Task statement: Repeat every line exactly, keeping the pictures out of the copy.

--- Start of Material provided ---

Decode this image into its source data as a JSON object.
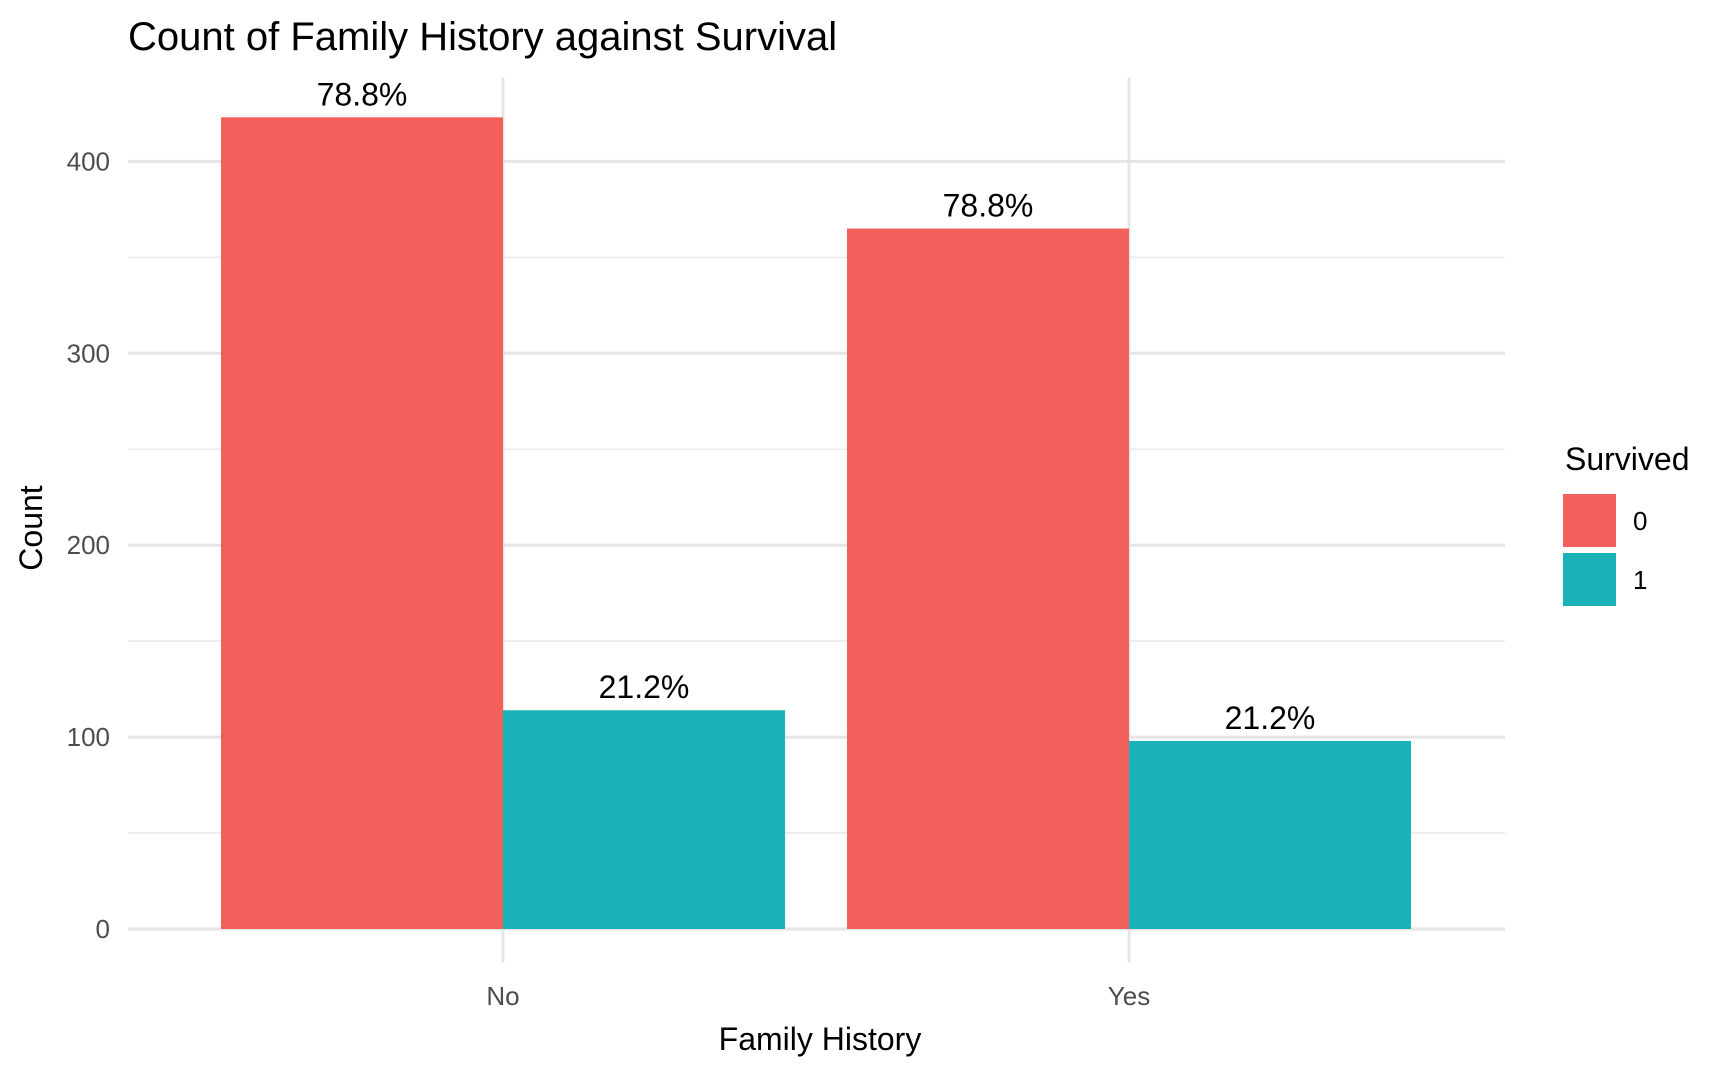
{
  "chart_data": {
    "type": "bar",
    "title": "Count of Family History against Survival",
    "xlabel": "Family History",
    "ylabel": "Count",
    "categories": [
      "No",
      "Yes"
    ],
    "series": [
      {
        "name": "0",
        "color": "#F35F5B",
        "values": [
          423,
          365
        ],
        "labels": [
          "78.8%",
          "78.8%"
        ]
      },
      {
        "name": "1",
        "color": "#19B2B6",
        "values": [
          114,
          98
        ],
        "labels": [
          "21.2%",
          "21.2%"
        ]
      }
    ],
    "ylim": [
      0,
      440
    ],
    "yticks": [
      0,
      100,
      200,
      300,
      400
    ],
    "grid": true,
    "legend": {
      "title": "Survived",
      "position": "right"
    }
  }
}
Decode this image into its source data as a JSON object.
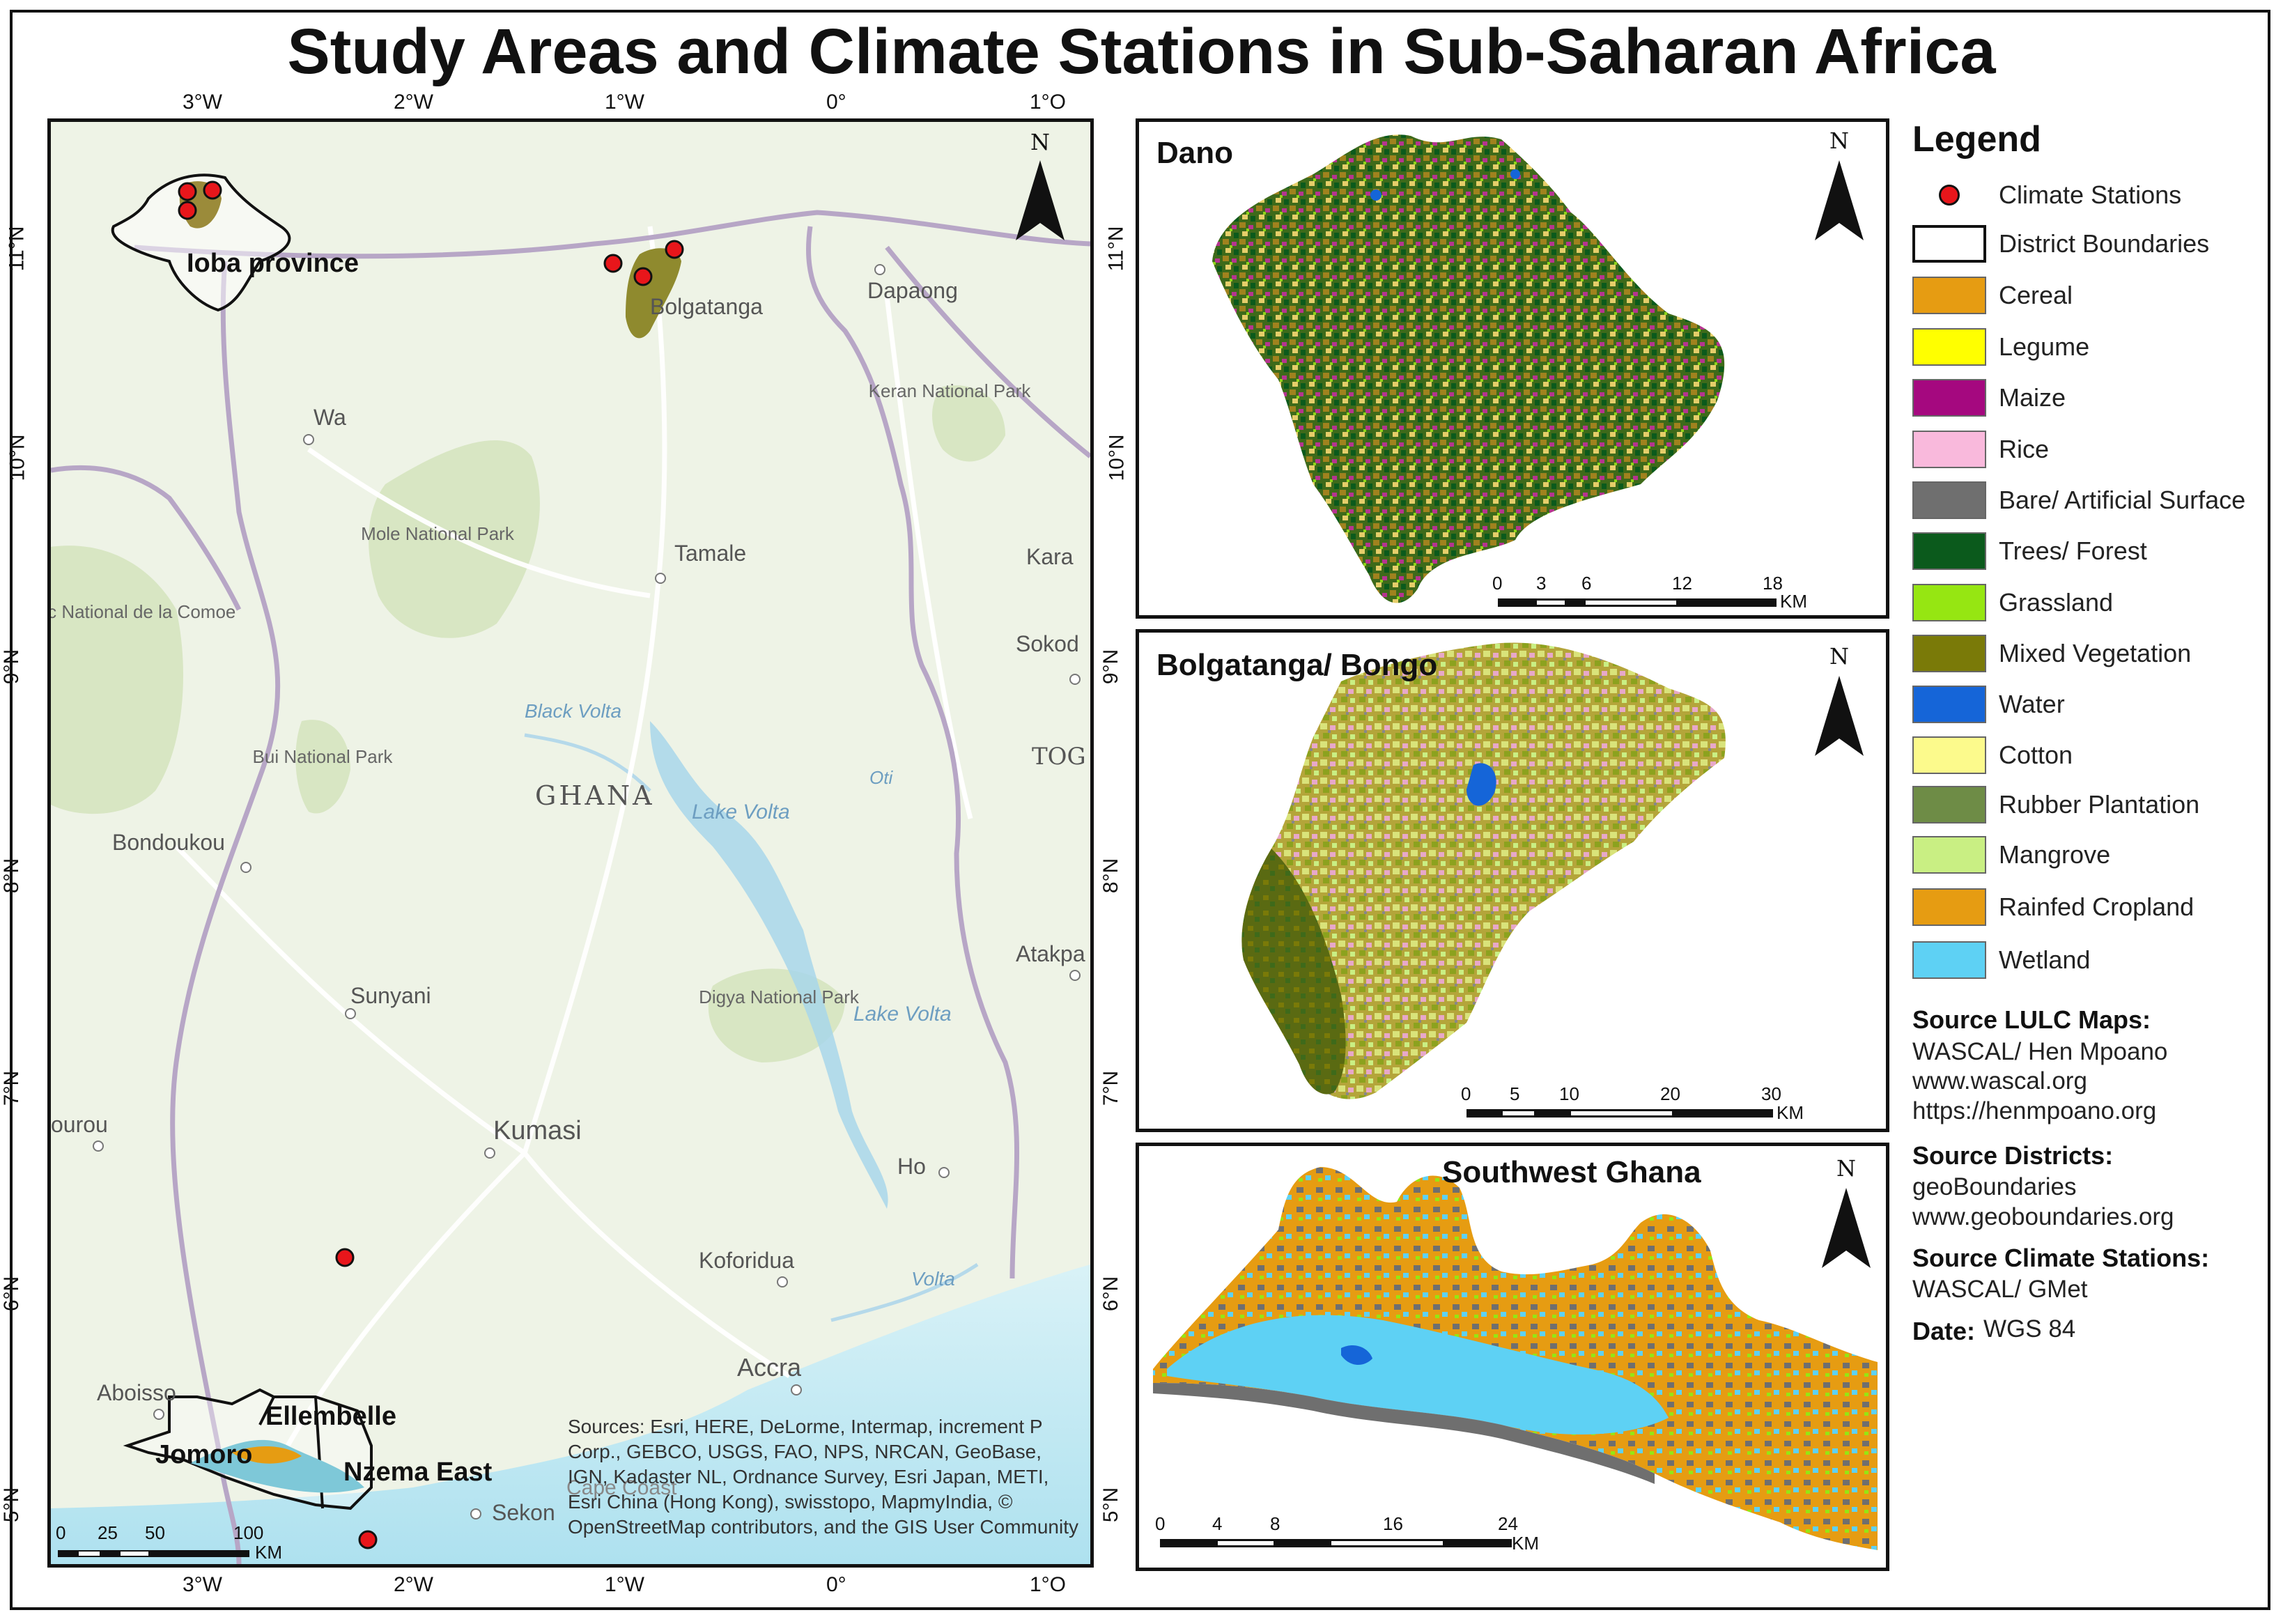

--- End of Material provided ---

Task answer:
Decode this image into its source data as a JSON object.
{
  "chart_data": {
    "type": "bar",
    "title": "Count of Family History against Survival",
    "xlabel": "Family History",
    "ylabel": "Count",
    "categories": [
      "No",
      "Yes"
    ],
    "series": [
      {
        "name": "0",
        "color": "#F35F5B",
        "values": [
          423,
          365
        ],
        "labels": [
          "78.8%",
          "78.8%"
        ]
      },
      {
        "name": "1",
        "color": "#19B2B6",
        "values": [
          114,
          98
        ],
        "labels": [
          "21.2%",
          "21.2%"
        ]
      }
    ],
    "ylim": [
      0,
      440
    ],
    "yticks": [
      0,
      100,
      200,
      300,
      400
    ],
    "grid": true,
    "legend": {
      "title": "Survived",
      "position": "right"
    }
  }
}
Decode this image into its source data as a JSON object.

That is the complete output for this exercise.